Exercise prompt
Repeat the data that follows, word for word, without the images.

Data entries:
***

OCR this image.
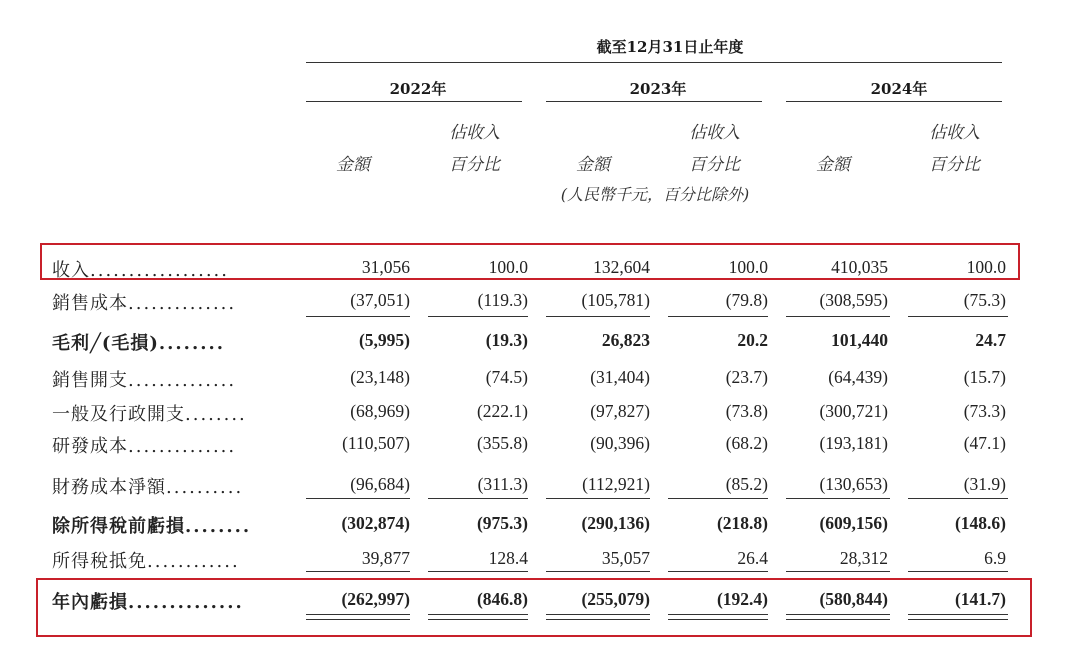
截至12月31日止年度
2022年	2023年	2024年
佔收入	佔收入	佔收入
金額	百分比	金額	百分比	金額	百分比
(人民幣千元，百分比除外)
收入..................	31,056	100.0	132,604	100.0	410,035	100.0
銷售成本..............	(37,051)	(119.3)	(105,781)	(79.8)	(308,595)	(75.3)
毛利╱(毛損)........	(5,995)	(19.3)	26,823	20.2	101,440	24.7
銷售開支..............	(23,148)	(74.5)	(31,404)	(23.7)	(64,439)	(15.7)
一般及行政開支........	(68,969)	(222.1)	(97,827)	(73.8)	(300,721)	(73.3)
研發成本..............	(110,507)	(355.8)	(90,396)	(68.2)	(193,181)	(47.1)
財務成本淨額..........	(96,684)	(311.3)	(112,921)	(85.2)	(130,653)	(31.9)
除所得稅前虧損........	(302,874)	(975.3)	(290,136)	(218.8)	(609,156)	(148.6)
所得稅抵免............	39,877	128.4	35,057	26.4	28,312	6.9
年內虧損..............	(262,997)	(846.8)	(255,079)	(192.4)	(580,844)	(141.7)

***

Worked answer
OCR this image.
截至12月31日止年度
2022年	2023年	2024年
佔收入	佔收入	佔收入
金額	百分比	金額	百分比	金額	百分比
(人民幣千元，百分比除外)
收入..................	31,056	100.0	132,604	100.0	410,035	100.0
銷售成本..............	(37,051)	(119.3)	(105,781)	(79.8)	(308,595)	(75.3)
毛利╱(毛損)........	(5,995)	(19.3)	26,823	20.2	101,440	24.7
銷售開支..............	(23,148)	(74.5)	(31,404)	(23.7)	(64,439)	(15.7)
一般及行政開支........	(68,969)	(222.1)	(97,827)	(73.8)	(300,721)	(73.3)
研發成本..............	(110,507)	(355.8)	(90,396)	(68.2)	(193,181)	(47.1)
財務成本淨額..........	(96,684)	(311.3)	(112,921)	(85.2)	(130,653)	(31.9)
除所得稅前虧損........	(302,874)	(975.3)	(290,136)	(218.8)	(609,156)	(148.6)
所得稅抵免............	39,877	128.4	35,057	26.4	28,312	6.9
年內虧損..............	(262,997)	(846.8)	(255,079)	(192.4)	(580,844)	(141.7)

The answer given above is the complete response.